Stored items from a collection
* * *
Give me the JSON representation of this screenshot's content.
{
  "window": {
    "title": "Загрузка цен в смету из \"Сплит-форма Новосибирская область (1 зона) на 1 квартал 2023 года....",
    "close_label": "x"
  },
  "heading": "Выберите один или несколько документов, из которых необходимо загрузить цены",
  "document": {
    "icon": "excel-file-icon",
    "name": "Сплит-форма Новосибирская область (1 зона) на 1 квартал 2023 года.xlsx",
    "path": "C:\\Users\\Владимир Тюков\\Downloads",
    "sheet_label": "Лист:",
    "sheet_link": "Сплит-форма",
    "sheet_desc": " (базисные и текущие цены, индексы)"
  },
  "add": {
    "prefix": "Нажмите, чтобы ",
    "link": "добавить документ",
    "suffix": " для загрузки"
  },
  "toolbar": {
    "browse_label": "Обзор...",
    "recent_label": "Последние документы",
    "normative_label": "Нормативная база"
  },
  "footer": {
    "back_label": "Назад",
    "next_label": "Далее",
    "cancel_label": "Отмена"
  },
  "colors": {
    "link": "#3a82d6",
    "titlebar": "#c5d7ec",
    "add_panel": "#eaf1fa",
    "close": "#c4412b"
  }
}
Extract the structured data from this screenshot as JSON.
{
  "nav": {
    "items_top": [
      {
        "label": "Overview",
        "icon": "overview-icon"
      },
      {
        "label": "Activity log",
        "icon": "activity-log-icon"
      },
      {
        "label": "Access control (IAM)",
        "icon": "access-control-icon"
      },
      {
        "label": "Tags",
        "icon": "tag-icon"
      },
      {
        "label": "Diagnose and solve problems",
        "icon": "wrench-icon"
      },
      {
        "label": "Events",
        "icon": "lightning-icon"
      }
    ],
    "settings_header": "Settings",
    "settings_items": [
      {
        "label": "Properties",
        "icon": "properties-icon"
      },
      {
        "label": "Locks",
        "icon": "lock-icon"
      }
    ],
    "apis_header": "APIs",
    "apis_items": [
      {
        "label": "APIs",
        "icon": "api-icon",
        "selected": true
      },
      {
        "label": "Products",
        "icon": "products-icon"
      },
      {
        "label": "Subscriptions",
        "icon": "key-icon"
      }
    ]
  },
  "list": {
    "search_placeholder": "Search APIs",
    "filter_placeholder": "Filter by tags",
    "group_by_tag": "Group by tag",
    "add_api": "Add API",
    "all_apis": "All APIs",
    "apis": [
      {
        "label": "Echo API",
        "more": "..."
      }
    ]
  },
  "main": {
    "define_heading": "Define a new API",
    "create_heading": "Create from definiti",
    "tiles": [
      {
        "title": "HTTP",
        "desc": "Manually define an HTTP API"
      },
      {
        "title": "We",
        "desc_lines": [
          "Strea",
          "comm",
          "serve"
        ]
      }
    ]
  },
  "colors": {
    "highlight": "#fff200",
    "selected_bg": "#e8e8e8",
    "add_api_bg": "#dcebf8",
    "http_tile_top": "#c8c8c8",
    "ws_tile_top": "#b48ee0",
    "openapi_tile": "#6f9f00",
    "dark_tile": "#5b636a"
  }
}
* * *
**Instructions for the task**. Write the material out again word for word.

**Final result**.
Give me the JSON representation of this screenshot's content.
{
  "window": {
    "title": "Загрузка цен в смету из \"Сплит-форма Новосибирская область (1 зона) на 1 квартал 2023 года....",
    "close_label": "x"
  },
  "heading": "Выберите один или несколько документов, из которых необходимо загрузить цены",
  "document": {
    "icon": "excel-file-icon",
    "name": "Сплит-форма Новосибирская область (1 зона) на 1 квартал 2023 года.xlsx",
    "path": "C:\\Users\\Владимир Тюков\\Downloads",
    "sheet_label": "Лист:",
    "sheet_link": "Сплит-форма",
    "sheet_desc": " (базисные и текущие цены, индексы)"
  },
  "add": {
    "prefix": "Нажмите, чтобы ",
    "link": "добавить документ",
    "suffix": " для загрузки"
  },
  "toolbar": {
    "browse_label": "Обзор...",
    "recent_label": "Последние документы",
    "normative_label": "Нормативная база"
  },
  "footer": {
    "back_label": "Назад",
    "next_label": "Далее",
    "cancel_label": "Отмена"
  },
  "colors": {
    "link": "#3a82d6",
    "titlebar": "#c5d7ec",
    "add_panel": "#eaf1fa",
    "close": "#c4412b"
  }
}
Extract the structured data from this screenshot as JSON.
{
  "nav": {
    "items_top": [
      {
        "label": "Overview",
        "icon": "overview-icon"
      },
      {
        "label": "Activity log",
        "icon": "activity-log-icon"
      },
      {
        "label": "Access control (IAM)",
        "icon": "access-control-icon"
      },
      {
        "label": "Tags",
        "icon": "tag-icon"
      },
      {
        "label": "Diagnose and solve problems",
        "icon": "wrench-icon"
      },
      {
        "label": "Events",
        "icon": "lightning-icon"
      }
    ],
    "settings_header": "Settings",
    "settings_items": [
      {
        "label": "Properties",
        "icon": "properties-icon"
      },
      {
        "label": "Locks",
        "icon": "lock-icon"
      }
    ],
    "apis_header": "APIs",
    "apis_items": [
      {
        "label": "APIs",
        "icon": "api-icon",
        "selected": true
      },
      {
        "label": "Products",
        "icon": "products-icon"
      },
      {
        "label": "Subscriptions",
        "icon": "key-icon"
      }
    ]
  },
  "list": {
    "search_placeholder": "Search APIs",
    "filter_placeholder": "Filter by tags",
    "group_by_tag": "Group by tag",
    "add_api": "Add API",
    "all_apis": "All APIs",
    "apis": [
      {
        "label": "Echo API",
        "more": "..."
      }
    ]
  },
  "main": {
    "define_heading": "Define a new API",
    "create_heading": "Create from definiti",
    "tiles": [
      {
        "title": "HTTP",
        "desc": "Manually define an HTTP API"
      },
      {
        "title": "We",
        "desc_lines": [
          "Strea",
          "comm",
          "serve"
        ]
      }
    ]
  },
  "colors": {
    "highlight": "#fff200",
    "selected_bg": "#e8e8e8",
    "add_api_bg": "#dcebf8",
    "http_tile_top": "#c8c8c8",
    "ws_tile_top": "#b48ee0",
    "openapi_tile": "#6f9f00",
    "dark_tile": "#5b636a"
  }
}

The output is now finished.